**Exercise task 1:**
Answer these from the forum post on base-64 decoding:
(a) What value does the post say decode('gR1iC9') should return?
(b) In get_digit, what number is added to d for digits in the A–Z range?
(c) Whom does the post credit as the source of the get_digit and encode code?
**Exercise task 2:**
Continue the forum post on base-64 decoding from its last line.

**Excerpt provided:**
Search code examples
pythonstringradixnumber-theory

Converting from a string to a number in base-64


So, I am trying to write a program to decode 6-character base-64 numbers.

Here is the problem statement:

Return the 36-bit number represented as a base-64 number in reverse order by the 6-character string s where the order of the 64 numerals is: 0123456789ABCDEFGHIJKLMNOPQRSTUVWXYZabcdefghijklmnopqrstuvwxyz-+

i.e.

decode('000000') → 0

decode('gR1iC9') → 9876543210

decode('++++++') → 68719476735

I would like to do this WITHOUT strings.

The easiest way to do this would be to create the inverse of the following function:

def get_digit(d):
    ''' Convert a base 64 digit to the desired character '''
    if 0 <= d <= 9:
        # 0 - 9
        c = 48 + d
    elif 10 <= d <= 35:
        # A - Z
        c = 55 + d
    elif 36 <= d <= 61:
        # a - z
        c = 61 + d
    elif d == 62:
        # -
        c = 45
    elif d == 63:
        # +
        c = 43
    else:
        # We should never get here
        raise ValueError('Invalid digit for base 64: ' + str(d)) 
    return chr(c)

# Test `digit`
print(''.join([get_digit(d) for d in range(64)]))

def encode(n):
    ''' Convert integer n to base 64 '''
    out = []
    while n:
        n, r = n // 64, n % 64
        out.append(get_digit(r))
    while len(out) < 6:
        out.append('0')
    return ''.join(out)

# Test `encode`
for i in (0, 9876543210, 68719476735):
    print(i, encode(i))

Output

0123456789ABCDEFGHIJKLMNOPQRSTUVWXYZabcdefghijklmnopqrstuvwxyz-+
0 000000
9876543210 gR1iC9
68719476735 ++++++

Which is actually from PM 2Ring on this page.

How do I write the inverse of this program?

**Items:**
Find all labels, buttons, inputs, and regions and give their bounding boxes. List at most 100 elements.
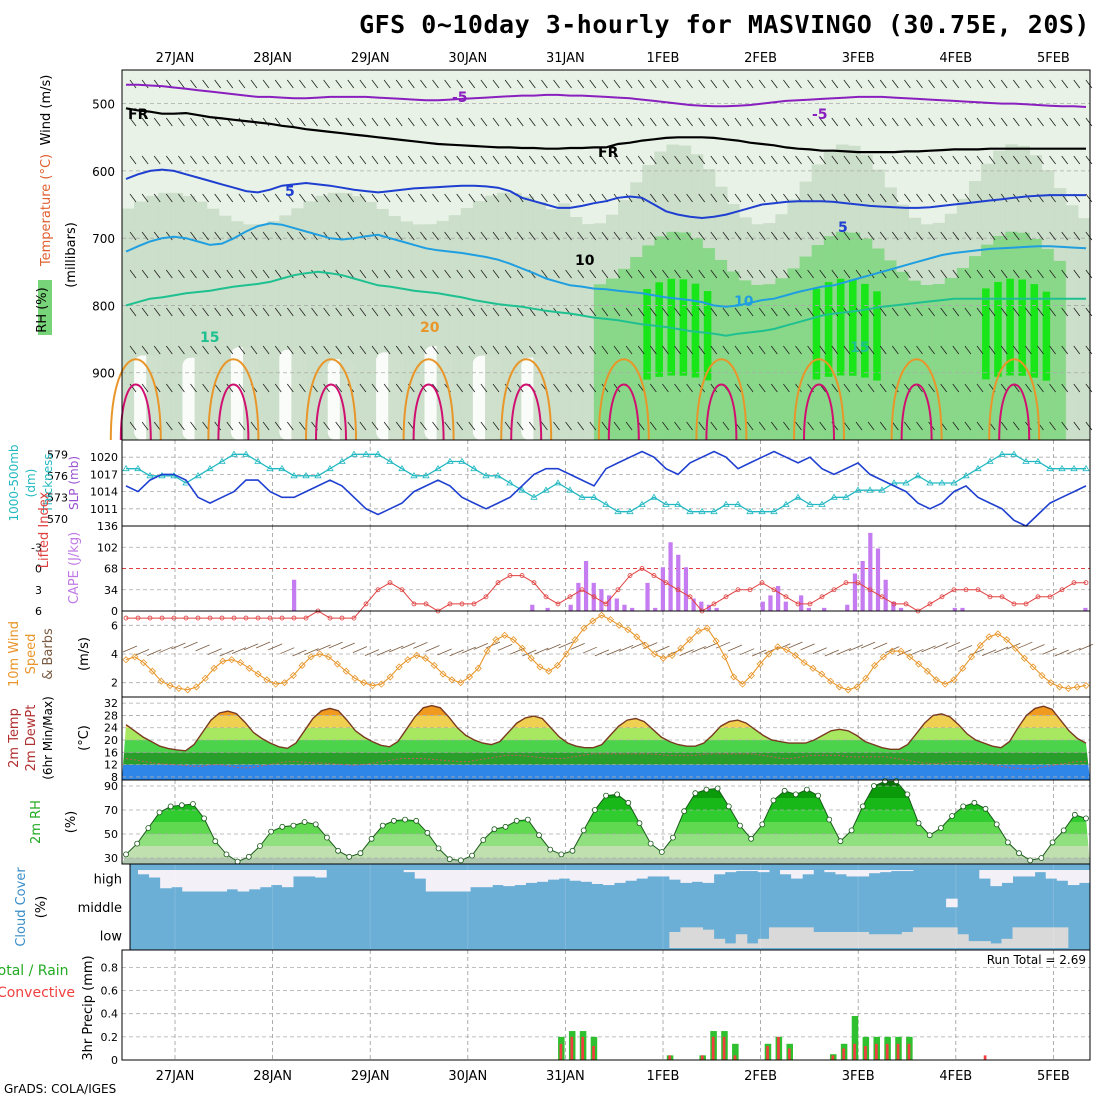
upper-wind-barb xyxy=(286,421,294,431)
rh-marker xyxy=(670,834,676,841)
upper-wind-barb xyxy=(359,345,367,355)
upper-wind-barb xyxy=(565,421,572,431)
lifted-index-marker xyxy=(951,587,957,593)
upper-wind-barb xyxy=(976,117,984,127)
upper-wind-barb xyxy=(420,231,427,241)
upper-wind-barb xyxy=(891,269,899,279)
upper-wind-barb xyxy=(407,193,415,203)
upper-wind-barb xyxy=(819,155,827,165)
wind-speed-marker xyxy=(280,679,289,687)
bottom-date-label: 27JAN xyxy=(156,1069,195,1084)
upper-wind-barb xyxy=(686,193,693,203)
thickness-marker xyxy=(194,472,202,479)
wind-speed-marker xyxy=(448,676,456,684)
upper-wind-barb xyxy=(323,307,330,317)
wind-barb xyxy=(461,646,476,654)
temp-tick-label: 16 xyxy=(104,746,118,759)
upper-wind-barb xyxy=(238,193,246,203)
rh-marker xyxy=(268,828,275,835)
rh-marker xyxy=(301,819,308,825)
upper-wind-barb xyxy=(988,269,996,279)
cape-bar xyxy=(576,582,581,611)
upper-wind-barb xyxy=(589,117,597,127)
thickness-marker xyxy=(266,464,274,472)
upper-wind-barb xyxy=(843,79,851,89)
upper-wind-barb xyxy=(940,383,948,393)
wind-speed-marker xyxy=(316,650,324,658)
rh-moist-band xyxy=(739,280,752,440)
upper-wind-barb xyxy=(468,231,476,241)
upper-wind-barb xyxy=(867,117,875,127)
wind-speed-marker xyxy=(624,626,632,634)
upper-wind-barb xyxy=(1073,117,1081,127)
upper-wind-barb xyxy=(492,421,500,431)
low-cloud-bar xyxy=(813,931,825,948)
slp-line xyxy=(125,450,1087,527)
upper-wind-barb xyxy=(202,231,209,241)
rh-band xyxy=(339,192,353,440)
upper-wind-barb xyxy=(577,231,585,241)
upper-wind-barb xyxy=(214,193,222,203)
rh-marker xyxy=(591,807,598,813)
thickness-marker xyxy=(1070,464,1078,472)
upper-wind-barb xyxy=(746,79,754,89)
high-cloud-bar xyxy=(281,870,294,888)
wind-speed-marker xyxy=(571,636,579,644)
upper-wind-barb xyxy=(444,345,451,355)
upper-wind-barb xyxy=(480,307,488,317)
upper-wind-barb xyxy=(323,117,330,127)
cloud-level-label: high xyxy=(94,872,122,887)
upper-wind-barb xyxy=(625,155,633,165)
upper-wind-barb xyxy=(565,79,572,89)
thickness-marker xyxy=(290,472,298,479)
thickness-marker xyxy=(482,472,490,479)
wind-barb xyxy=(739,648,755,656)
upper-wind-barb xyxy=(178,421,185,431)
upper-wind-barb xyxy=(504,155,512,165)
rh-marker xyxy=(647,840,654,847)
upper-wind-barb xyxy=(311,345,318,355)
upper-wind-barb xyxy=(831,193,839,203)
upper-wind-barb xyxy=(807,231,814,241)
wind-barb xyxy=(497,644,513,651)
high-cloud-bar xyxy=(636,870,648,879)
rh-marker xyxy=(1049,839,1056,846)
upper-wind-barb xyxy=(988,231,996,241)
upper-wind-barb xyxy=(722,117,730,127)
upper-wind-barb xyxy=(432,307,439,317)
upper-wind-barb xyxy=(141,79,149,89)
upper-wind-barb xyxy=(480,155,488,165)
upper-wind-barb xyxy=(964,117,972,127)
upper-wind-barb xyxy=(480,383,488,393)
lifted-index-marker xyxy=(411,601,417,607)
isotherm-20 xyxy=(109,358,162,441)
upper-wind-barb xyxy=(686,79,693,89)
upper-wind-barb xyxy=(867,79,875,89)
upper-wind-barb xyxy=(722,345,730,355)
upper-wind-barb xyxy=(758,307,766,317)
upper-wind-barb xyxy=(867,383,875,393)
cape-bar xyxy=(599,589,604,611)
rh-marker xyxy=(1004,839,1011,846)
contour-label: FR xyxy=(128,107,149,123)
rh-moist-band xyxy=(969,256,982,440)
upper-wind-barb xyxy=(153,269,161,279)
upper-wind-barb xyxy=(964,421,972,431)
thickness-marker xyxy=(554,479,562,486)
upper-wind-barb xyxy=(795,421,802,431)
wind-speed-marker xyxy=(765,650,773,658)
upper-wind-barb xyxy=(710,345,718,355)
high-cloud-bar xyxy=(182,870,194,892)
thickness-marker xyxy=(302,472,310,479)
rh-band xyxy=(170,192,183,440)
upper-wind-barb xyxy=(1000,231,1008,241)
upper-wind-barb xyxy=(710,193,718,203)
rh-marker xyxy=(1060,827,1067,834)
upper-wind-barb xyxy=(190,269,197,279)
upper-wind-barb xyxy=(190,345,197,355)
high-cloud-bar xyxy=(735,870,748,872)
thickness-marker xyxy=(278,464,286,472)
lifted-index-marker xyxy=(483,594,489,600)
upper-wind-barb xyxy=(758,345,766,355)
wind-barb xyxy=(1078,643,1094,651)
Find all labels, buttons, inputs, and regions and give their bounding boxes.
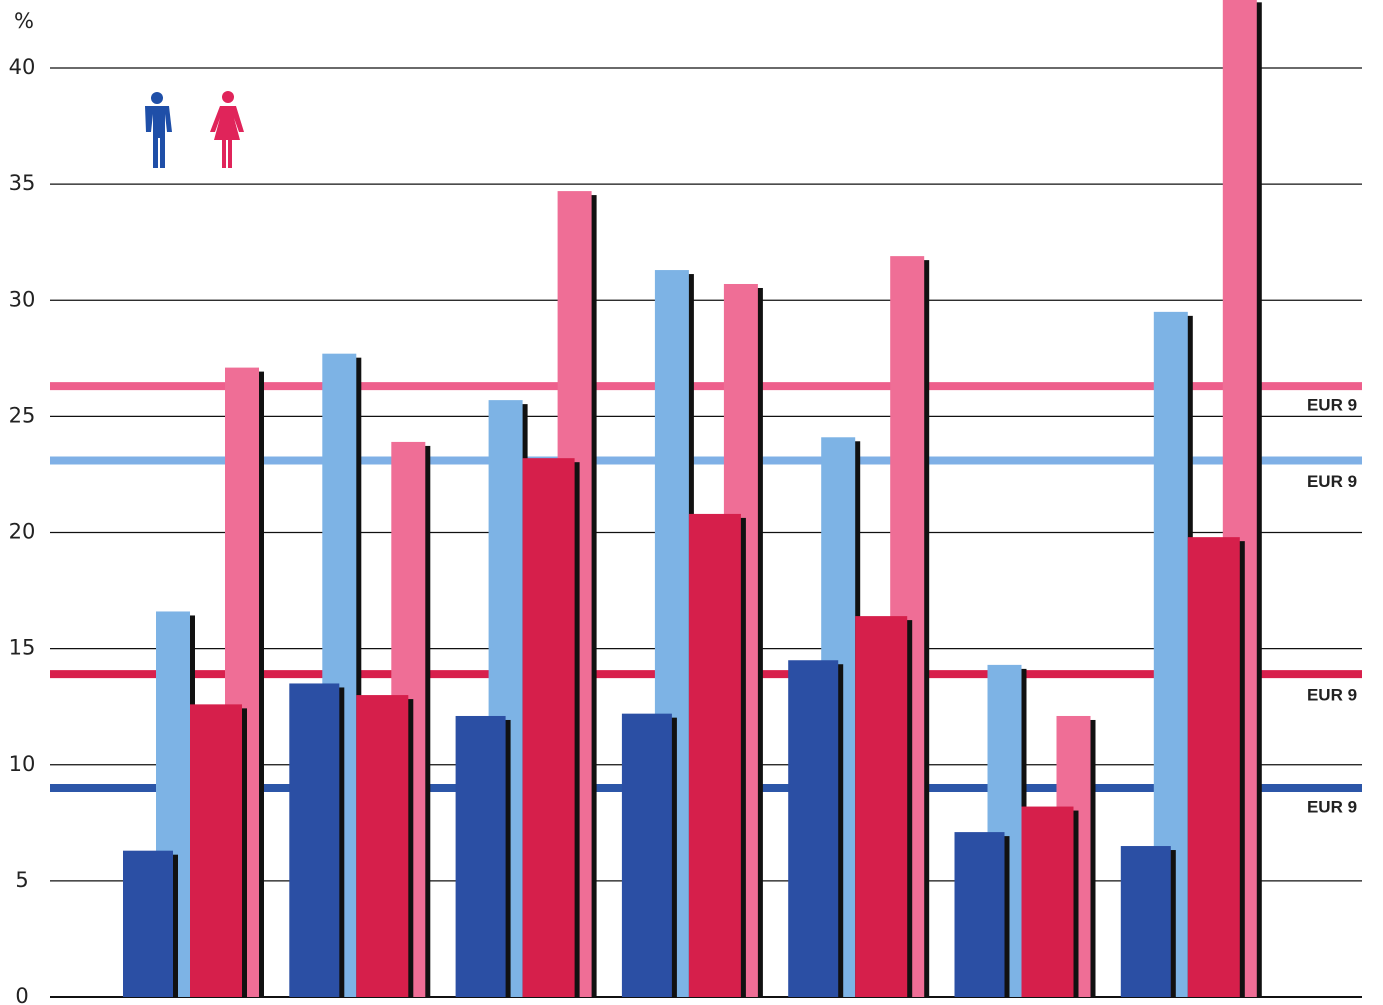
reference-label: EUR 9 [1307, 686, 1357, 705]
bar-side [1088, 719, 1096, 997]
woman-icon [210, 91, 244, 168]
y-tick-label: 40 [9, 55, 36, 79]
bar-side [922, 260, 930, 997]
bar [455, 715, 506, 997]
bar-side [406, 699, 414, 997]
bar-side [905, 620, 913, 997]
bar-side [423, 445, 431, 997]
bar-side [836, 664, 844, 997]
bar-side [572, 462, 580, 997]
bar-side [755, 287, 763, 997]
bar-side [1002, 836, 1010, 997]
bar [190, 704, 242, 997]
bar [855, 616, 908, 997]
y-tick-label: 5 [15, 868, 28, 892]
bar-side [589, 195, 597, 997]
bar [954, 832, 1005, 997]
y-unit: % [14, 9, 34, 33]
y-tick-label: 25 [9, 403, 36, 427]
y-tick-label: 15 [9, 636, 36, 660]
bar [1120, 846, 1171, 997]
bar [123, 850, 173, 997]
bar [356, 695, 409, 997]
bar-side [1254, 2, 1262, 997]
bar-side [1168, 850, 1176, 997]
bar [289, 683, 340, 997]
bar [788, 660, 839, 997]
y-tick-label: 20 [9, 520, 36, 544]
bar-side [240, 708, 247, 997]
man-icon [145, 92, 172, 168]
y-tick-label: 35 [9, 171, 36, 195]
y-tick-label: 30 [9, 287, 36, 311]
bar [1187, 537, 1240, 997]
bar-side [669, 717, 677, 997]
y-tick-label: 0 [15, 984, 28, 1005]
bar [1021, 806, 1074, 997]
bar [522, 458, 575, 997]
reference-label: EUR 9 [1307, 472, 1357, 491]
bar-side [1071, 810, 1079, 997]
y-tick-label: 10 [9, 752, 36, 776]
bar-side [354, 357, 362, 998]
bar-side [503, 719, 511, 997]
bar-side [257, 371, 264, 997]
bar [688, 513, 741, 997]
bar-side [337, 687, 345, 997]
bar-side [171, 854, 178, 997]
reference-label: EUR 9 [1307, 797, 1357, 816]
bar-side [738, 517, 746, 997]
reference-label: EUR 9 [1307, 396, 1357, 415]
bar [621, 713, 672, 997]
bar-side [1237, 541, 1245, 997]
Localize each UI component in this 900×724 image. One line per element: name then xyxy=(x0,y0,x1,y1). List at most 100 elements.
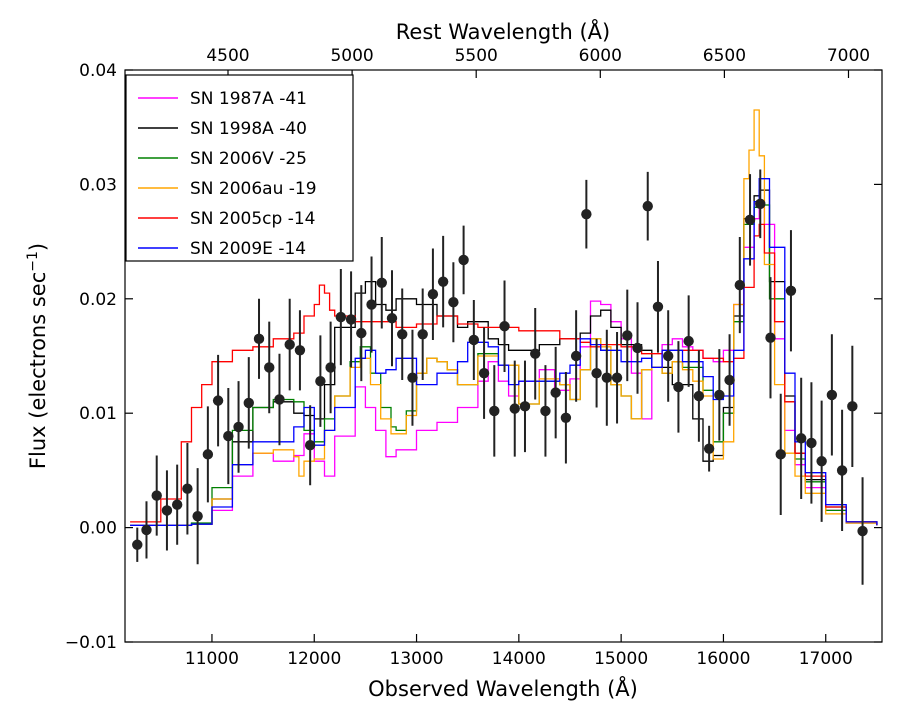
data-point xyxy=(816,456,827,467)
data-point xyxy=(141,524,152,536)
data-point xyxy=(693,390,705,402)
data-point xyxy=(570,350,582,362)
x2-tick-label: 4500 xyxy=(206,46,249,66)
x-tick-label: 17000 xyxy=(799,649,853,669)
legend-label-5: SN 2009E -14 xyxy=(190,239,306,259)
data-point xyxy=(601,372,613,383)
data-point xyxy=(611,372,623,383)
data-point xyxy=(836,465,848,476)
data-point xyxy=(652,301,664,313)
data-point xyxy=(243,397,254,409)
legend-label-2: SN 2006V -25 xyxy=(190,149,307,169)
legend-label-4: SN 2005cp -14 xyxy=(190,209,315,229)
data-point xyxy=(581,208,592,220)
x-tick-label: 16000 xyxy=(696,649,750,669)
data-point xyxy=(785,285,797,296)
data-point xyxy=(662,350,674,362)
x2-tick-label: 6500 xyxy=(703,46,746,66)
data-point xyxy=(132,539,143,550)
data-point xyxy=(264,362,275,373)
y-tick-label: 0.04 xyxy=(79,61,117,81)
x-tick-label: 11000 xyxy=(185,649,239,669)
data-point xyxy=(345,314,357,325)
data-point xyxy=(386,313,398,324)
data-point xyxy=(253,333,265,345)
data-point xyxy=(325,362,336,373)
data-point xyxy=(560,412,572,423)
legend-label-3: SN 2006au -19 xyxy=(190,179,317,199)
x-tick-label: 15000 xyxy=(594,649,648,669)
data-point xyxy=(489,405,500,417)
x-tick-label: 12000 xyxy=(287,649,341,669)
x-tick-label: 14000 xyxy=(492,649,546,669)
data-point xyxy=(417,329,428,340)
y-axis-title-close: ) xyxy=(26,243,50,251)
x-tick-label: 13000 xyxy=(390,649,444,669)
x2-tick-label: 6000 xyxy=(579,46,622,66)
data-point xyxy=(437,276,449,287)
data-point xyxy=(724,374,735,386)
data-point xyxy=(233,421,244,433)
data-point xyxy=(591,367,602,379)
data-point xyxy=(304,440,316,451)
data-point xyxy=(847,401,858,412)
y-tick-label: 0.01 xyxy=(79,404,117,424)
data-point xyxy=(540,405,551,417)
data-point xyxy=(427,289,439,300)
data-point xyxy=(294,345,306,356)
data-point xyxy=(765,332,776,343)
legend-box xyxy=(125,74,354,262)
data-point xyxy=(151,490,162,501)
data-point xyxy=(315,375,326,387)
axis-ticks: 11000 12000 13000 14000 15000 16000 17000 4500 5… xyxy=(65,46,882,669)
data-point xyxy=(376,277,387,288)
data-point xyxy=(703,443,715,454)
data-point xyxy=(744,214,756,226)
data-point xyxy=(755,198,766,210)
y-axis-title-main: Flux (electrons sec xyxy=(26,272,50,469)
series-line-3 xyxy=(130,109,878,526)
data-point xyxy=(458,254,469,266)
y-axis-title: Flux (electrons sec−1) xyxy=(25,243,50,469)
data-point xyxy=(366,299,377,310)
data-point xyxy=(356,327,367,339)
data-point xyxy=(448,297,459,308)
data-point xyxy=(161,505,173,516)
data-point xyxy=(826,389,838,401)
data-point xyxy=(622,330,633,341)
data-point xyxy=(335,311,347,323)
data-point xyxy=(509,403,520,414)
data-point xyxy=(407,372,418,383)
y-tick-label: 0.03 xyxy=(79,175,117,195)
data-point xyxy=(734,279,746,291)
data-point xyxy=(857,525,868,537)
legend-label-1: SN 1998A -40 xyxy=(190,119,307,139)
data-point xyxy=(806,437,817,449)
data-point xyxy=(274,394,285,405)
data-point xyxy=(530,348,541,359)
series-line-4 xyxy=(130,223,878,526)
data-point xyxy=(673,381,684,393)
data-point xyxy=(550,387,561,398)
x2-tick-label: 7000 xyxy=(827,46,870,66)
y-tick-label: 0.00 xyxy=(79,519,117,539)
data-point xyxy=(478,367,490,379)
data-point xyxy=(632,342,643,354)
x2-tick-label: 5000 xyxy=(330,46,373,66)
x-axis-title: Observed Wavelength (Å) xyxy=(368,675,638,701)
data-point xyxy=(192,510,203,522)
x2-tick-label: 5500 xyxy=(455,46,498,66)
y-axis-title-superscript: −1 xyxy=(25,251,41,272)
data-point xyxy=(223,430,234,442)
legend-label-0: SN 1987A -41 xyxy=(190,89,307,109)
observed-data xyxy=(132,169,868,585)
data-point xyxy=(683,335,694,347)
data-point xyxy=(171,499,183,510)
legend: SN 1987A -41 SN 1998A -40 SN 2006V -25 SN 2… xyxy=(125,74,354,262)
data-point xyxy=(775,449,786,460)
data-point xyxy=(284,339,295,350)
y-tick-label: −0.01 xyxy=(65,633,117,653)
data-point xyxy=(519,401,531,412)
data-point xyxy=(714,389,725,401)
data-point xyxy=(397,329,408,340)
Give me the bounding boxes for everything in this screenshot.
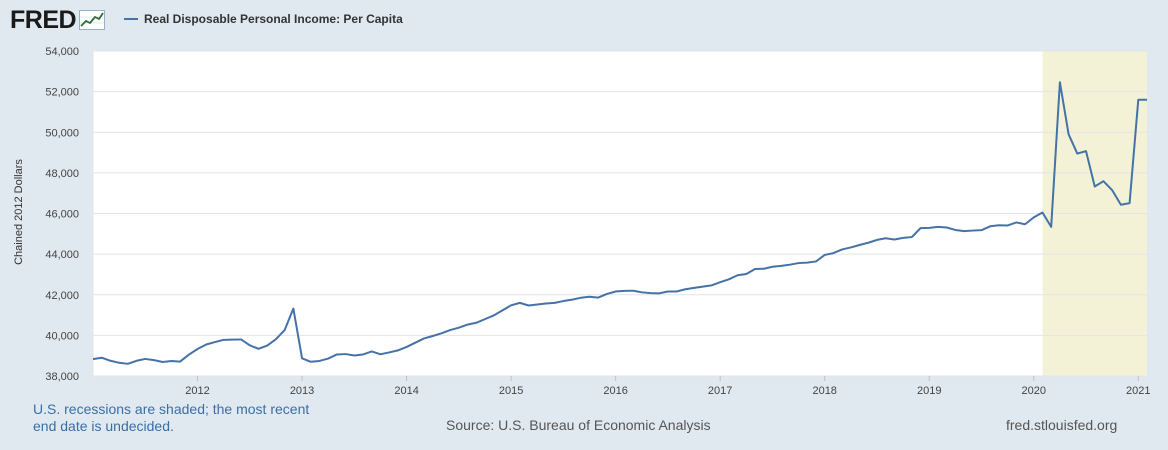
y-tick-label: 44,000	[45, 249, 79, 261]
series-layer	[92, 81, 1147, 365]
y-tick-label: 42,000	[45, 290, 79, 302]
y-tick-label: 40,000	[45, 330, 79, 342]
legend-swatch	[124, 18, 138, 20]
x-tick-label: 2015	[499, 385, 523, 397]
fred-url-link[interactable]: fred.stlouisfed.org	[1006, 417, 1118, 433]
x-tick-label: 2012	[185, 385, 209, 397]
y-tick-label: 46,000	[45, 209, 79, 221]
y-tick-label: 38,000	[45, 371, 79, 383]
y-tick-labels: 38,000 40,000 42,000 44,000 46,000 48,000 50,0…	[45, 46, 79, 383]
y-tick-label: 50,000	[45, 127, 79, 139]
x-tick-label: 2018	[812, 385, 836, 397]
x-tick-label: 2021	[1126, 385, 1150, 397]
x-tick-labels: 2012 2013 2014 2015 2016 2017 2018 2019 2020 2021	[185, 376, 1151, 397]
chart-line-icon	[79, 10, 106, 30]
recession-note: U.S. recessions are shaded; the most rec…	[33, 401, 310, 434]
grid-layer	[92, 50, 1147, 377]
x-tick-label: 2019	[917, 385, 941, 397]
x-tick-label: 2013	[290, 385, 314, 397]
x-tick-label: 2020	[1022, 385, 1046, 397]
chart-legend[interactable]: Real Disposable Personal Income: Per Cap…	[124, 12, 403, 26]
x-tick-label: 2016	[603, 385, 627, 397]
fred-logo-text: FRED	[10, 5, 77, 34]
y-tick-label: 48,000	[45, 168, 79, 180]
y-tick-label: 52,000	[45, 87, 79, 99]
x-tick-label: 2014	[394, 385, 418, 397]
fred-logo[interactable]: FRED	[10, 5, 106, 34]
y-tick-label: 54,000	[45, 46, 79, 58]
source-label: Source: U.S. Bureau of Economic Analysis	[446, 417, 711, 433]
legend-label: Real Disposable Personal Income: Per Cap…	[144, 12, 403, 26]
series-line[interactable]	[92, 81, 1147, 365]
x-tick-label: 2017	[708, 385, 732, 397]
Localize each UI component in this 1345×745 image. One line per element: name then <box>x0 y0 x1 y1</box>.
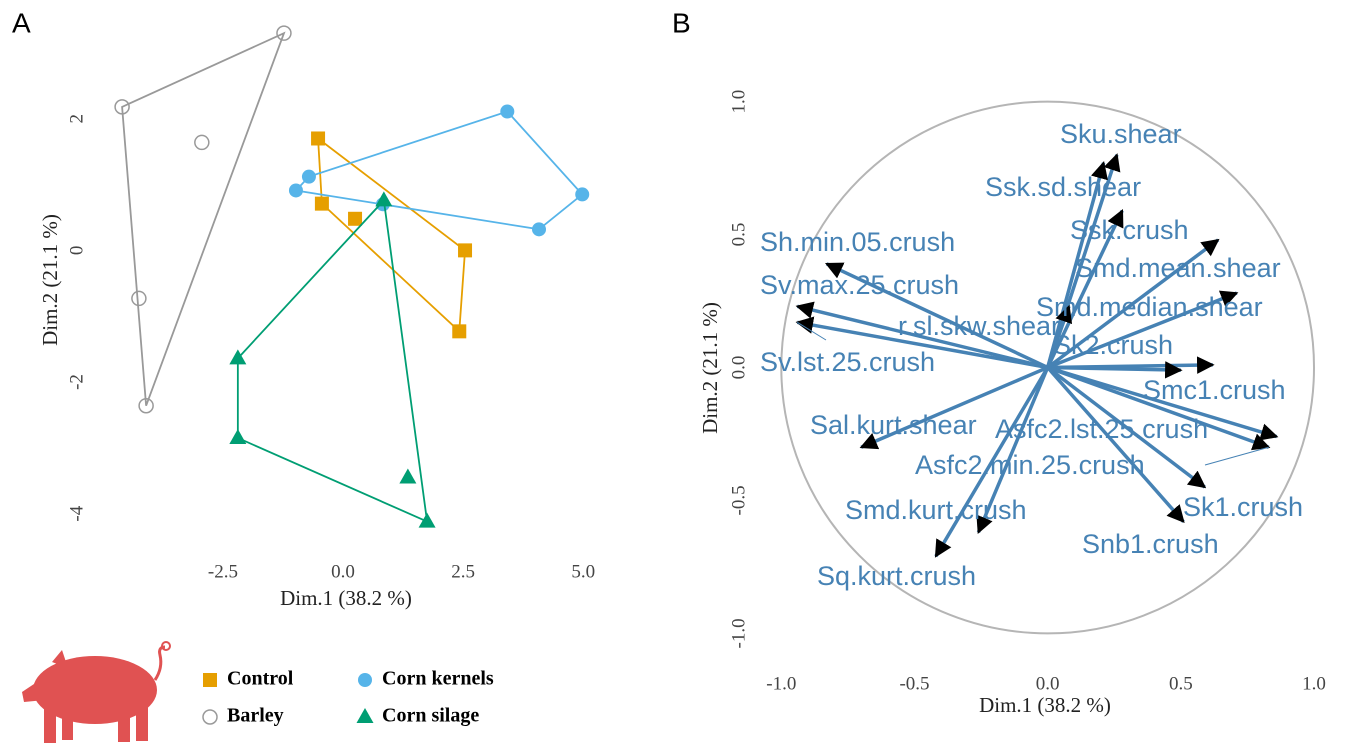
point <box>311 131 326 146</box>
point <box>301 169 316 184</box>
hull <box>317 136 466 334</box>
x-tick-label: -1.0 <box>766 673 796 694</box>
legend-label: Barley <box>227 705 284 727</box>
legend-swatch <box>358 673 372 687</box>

**Output 1:**
(a) 9876543210
(b) 55
(c) PM 2Ring

**Output 2:**
A start:

The inverse of get_digits as above is below:

def inv_get_digit(c):

    if 0 <= c <= 9:
        d = ord(c) - 48
    elif 'A' <= c <= 'Z':
        d = ord(c) - 55
    elif 'a' <= c <= 'z'
        d = ord(c) - 61
    elif c == '+':
        d = 63
    elif c == '-':
        d = 62
    else:
        raise ValueError('Invalid Input' + str(c))
    return d


def decode(n):

    out = []
    while n:
        n, r= n % 10, n ** (6-len(str))
        out.append(get_digit(r))
    while len(out) < 10:
        out.append('0')
    return ''.join(out)

Solution

  • Here's a program that combines my old code with some new code to perform the inverse operations.

    You have a syntax error in your inv_get_digit function: you left the colon off the end of an elif line. And there's no need to do str(c), since c is already a string.

    I'm afraid that your decode function doesn't make much sense. It's supposed to take a string as input and return an integer. Please see a working version below.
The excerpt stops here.